[[ Exercise passage open ]]

Retail Foot Traffic Shows 'Significant Recovery' After Omicron Setback
The new variant disrupted retail visits even more than Delta earlier this winter.
The Omicron variant dealt the retail and office sectors a major setback in their journeys toward a return to post-COVID normalcy, but foot traffic data from Placer.ai reveals that a “significant recovery” was underway by mid-February of this year.
The new variant disrupted retail visits even more than Delta earlier this winter. Brick and mortar retail visits recovered steadily in the summer of 2021, creating a summer peak with visits up anywhere between 6 and 9% year-over-two-year. Urban retail foot traffic showed a somewhat uneven recovery across major metros, with New York City suffering most, but summer foot traffic in the Big Apple was nearly back to pre-COVID levels.

[[ Exercise passage closed ]]
[[ Information open ]]

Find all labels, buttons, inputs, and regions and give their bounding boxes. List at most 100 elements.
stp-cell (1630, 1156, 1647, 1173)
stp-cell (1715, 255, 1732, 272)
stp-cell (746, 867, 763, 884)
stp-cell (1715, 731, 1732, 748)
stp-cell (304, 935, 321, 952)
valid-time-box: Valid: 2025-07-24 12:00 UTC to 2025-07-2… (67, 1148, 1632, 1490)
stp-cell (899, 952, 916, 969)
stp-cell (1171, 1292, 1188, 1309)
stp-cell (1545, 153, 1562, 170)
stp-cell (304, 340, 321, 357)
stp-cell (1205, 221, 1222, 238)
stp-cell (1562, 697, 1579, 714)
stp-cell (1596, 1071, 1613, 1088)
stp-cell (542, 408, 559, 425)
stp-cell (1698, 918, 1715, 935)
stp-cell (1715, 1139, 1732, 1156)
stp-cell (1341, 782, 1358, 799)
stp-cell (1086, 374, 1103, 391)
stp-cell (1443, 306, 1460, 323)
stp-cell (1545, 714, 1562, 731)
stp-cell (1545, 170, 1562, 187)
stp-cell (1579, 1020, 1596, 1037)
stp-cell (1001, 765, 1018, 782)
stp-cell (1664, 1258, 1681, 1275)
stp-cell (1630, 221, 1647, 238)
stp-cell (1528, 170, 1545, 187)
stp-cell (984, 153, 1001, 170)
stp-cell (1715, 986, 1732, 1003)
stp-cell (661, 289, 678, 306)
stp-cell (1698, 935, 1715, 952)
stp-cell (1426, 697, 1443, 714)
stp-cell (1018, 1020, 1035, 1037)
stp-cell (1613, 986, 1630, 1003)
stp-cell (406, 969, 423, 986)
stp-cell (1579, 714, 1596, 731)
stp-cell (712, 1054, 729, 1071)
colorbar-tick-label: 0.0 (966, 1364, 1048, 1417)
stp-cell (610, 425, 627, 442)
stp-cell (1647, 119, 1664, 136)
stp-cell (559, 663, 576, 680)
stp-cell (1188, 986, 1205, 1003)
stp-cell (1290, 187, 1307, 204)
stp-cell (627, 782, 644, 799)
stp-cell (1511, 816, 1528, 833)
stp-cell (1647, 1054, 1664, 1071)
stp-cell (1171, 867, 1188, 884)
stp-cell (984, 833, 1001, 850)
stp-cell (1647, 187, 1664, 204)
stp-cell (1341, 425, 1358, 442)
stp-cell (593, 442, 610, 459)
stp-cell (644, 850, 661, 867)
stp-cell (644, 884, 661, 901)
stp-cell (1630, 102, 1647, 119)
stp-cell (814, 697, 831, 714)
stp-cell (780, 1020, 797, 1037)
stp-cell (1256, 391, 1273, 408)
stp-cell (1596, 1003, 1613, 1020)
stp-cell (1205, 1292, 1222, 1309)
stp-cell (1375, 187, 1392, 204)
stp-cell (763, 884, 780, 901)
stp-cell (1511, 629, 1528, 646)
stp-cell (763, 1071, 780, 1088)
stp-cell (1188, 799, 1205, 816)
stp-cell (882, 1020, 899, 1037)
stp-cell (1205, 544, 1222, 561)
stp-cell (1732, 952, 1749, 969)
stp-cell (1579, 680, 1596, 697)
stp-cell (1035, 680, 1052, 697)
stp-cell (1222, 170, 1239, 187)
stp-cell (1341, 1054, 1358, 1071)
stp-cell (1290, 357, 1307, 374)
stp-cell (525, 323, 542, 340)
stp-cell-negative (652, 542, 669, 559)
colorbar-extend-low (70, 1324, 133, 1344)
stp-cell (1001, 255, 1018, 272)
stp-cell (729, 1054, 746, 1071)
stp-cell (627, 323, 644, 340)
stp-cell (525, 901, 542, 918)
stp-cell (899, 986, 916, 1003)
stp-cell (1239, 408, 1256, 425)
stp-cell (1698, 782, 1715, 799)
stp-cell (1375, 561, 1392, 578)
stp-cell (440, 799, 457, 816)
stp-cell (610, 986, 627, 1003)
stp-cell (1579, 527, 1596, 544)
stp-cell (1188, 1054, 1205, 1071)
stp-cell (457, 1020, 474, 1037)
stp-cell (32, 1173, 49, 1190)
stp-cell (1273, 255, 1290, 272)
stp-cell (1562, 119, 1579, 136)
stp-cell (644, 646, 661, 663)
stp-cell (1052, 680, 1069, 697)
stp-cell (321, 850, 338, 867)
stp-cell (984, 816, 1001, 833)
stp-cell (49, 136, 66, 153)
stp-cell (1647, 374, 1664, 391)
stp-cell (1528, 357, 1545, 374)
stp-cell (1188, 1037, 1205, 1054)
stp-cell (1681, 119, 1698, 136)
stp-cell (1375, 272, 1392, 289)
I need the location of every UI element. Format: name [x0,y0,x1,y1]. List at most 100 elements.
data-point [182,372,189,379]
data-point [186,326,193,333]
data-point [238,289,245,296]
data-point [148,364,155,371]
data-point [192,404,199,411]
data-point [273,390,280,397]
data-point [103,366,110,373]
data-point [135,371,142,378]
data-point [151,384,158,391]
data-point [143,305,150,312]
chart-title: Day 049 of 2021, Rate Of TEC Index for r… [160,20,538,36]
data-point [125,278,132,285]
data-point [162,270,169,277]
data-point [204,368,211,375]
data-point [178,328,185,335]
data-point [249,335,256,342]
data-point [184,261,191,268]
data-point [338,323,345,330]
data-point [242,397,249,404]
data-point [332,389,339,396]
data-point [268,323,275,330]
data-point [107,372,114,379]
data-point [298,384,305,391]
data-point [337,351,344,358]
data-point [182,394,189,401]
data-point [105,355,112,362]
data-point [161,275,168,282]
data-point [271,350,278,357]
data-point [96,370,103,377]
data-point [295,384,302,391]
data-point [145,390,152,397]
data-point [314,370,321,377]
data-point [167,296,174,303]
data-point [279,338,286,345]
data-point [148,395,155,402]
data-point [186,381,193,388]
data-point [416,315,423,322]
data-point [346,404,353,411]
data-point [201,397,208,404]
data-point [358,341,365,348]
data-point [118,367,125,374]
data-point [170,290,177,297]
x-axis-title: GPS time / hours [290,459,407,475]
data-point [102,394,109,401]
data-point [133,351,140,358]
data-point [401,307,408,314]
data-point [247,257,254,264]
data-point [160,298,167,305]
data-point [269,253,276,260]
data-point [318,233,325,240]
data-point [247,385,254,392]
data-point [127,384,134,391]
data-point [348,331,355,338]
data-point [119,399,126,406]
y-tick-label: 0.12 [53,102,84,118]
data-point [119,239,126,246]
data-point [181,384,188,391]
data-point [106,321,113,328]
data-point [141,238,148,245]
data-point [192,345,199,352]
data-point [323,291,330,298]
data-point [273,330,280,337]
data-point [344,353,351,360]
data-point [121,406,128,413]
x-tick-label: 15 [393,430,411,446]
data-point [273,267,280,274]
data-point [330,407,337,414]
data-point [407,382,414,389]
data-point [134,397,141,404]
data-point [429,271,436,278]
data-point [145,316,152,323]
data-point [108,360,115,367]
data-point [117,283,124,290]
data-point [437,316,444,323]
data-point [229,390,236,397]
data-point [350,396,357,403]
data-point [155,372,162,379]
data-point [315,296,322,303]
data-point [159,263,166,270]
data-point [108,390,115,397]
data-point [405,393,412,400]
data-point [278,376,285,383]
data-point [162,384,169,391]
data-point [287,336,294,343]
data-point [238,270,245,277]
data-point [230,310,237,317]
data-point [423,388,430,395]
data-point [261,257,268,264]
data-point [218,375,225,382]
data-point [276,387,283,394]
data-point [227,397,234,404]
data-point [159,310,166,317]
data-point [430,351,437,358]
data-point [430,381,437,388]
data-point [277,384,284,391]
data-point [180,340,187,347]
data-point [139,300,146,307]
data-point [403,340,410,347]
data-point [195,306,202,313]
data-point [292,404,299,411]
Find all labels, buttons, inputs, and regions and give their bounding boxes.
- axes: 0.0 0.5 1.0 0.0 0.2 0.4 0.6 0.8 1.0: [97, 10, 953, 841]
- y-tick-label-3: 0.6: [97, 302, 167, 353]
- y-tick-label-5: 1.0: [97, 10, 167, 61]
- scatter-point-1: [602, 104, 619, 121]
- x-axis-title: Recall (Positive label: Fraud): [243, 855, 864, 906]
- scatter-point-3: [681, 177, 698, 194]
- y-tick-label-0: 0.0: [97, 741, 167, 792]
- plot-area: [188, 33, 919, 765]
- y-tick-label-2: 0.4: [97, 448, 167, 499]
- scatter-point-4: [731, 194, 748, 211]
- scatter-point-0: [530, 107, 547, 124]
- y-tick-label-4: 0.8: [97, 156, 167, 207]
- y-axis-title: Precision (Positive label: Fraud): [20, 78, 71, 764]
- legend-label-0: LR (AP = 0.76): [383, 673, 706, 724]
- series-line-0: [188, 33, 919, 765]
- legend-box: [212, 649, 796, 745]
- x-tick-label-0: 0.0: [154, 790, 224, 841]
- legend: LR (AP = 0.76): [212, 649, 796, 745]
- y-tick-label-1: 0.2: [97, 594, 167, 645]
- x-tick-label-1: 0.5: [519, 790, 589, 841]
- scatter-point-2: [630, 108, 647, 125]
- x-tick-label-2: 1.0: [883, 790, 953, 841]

[[ Information closed ]]

Work instruction 1: In the retail foot traffic article, whose foot traffic data shows a "significant recovery" underway by mid-February?
Work instruction 2: Condense the final paragraph of the retail foot traffic article, the one beginning "The new variant disrupted retail visits," into a shorter version that keeps its main facts.
Work instruction 3: From the retail foot traffic article, copy word for word the part that opens with the words containing "Retail Foot Traffic Shows" and closes with "of this year.".
The lines have nothing to do with the text.

Answer area 1: Placer.ai's

Answer area 2: The new variant hurt retail visits more than Delta did. In-store retail visits recovered steadily in summer 2021, peaking 6 to 9% above the same period two years earlier. Urban recovery was uneven across major metros. New York City suffered most but was nearly back to pre-COVID levels that summer.

Answer area 3:
Retail Foot Traffic Shows 'Significant Recovery' After Omicron Setback
The new variant disrupted retail visits even more than Delta earlier this winter.
The Omicron variant dealt the retail and office sectors a major setback in their journeys toward a return to post-COVID normalcy, but foot traffic data from Placer.ai reveals that a “significant recovery” was underway by mid-February of this year.